### DOCUMENT EXTRACT

Many pundits like to point out that the winner of Iowa does not always go ahead to win a party's nomination. This is true. However, Iowa -- a state with three million people where minorities are steeply underrepresented compared to the rest of the nation -- does indeed help shape the outcome of the nomination. Tim Pawlenty is gone due to Iowa, and the same is with Michele Bachmann. Then comes New Hampshire, a state with a mere 1.3 million people where minorities are also grossly underrepresented, and the winner of the nomination is predictable from there onward.

This craziness has to stop for two simple reasons:

First, the above two states according to the 2010 Census have a total population of 4.36 million people, which is less than 1.5% of the country's 308 million people. If the big states are ready to be controlled by the small ones, we may as well dissolve the House of Representatives where the bigger states have more representatives (versus the Senate, which is in place to give more power to the smaller states).

### SOURCE MATERIAL
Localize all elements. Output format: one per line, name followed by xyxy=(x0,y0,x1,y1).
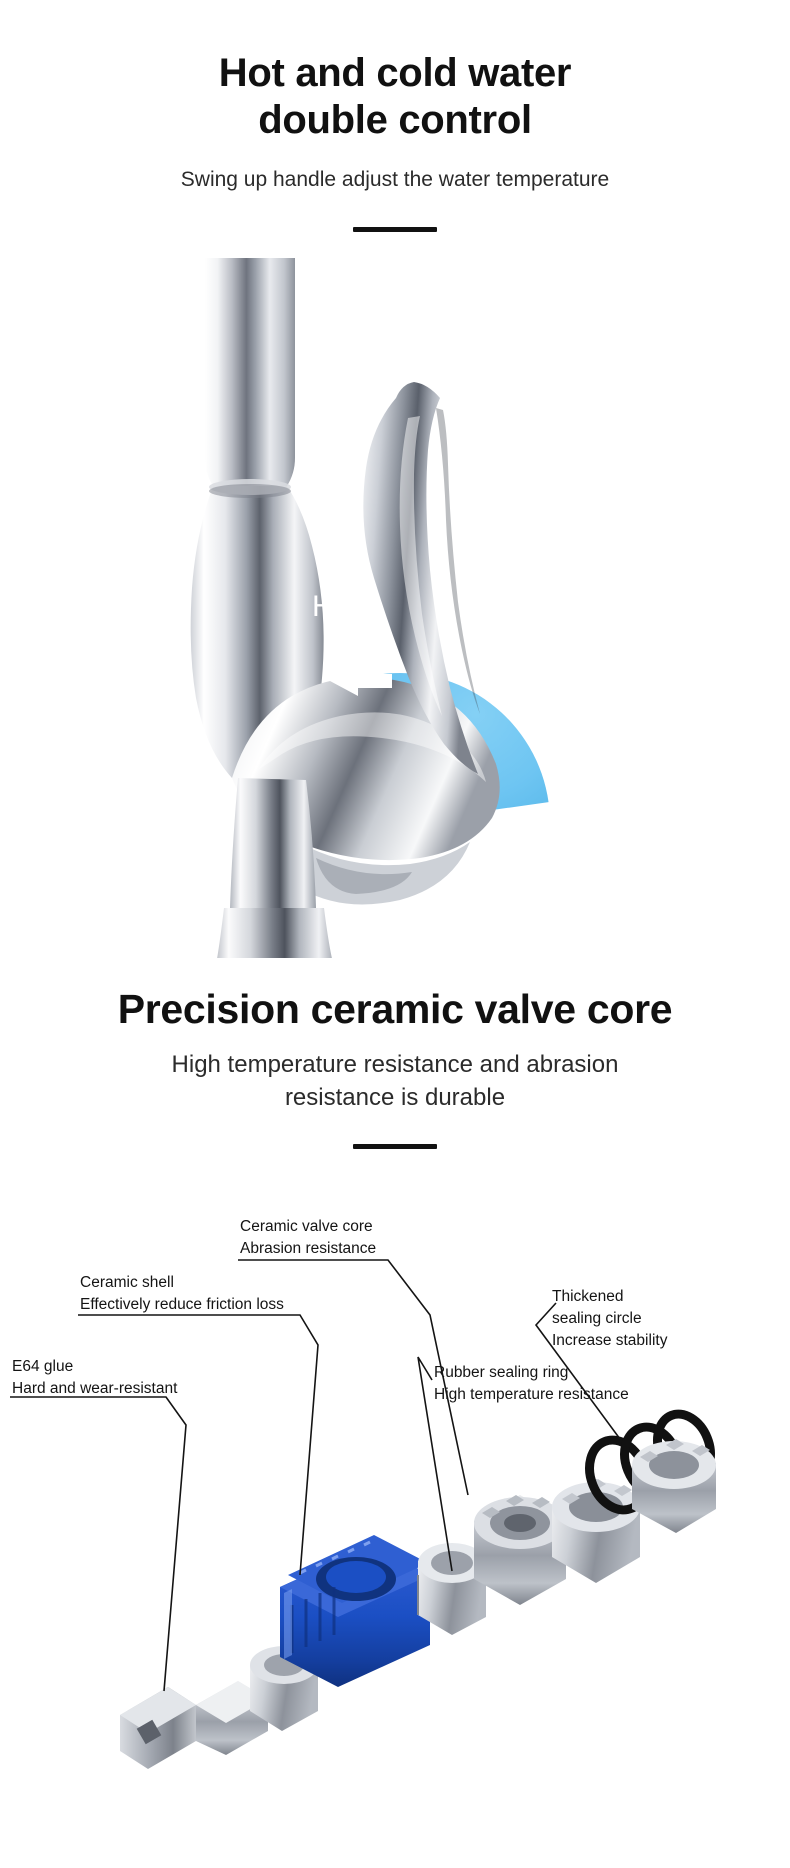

### LIST OF TASKS
- 1) From the piece on the Iowa and New Hampshire contests, return everything from "This craziness has" down to "the smaller states).", copied word for word.
- 2) List every population figure given in the piece on the Iowa and New Hampshire contests, along with what each one counts.
- 3) Extend the piece on the Iowa and New Hampshire contests, continuing on from its final sentence.

### SOLVED TASKS
- 1)
This craziness has to stop for two simple reasons:

First, the above two states according to the 2010 Census have a total population of 4.36 million people, which is less than 1.5% of the country's 308 million people. If the big states are ready to be controlled by the small ones, we may as well dissolve the House of Representatives where the bigger states have more representatives (versus the Senate, which is in place to give more power to the smaller states).

- 2)
- Three million: Iowa
- 1.3 million: New Hampshire
- 4.36 million: the two states together, according to the 2010 Census
- 308 million: the country

- 3)
Second and more importantly, blacks and Hispanics are a mere 7.9% in Iowa and are a poor 3.9% in New Hampshire, versus 28.9% of the nationwide population. On the flip side, the two states respectively consist 91% and 93% of whites and they get to decide who will be the president of a country where whites are only 72.4% of the population. These differences should be grounds for discrimination and civil rights lawsuits to force the parties to change the system in a way that more states, reflective of the overall population, get to vote on the first day of a presidential campaign.

As far I am concerned, many redistricting maps are adjusted due to minorities being underrepresented by smaller margins than the above stats. Therefore, if political leaders do not have the courage to end the system by simply admitting the silliness of giving for a few hundred thousand people the power over 300-plus million people, then indeed this should be stopped on the grounds of civil rights discrimination. I intend to, God-willing, further review this issue with federal law and civil rights experts.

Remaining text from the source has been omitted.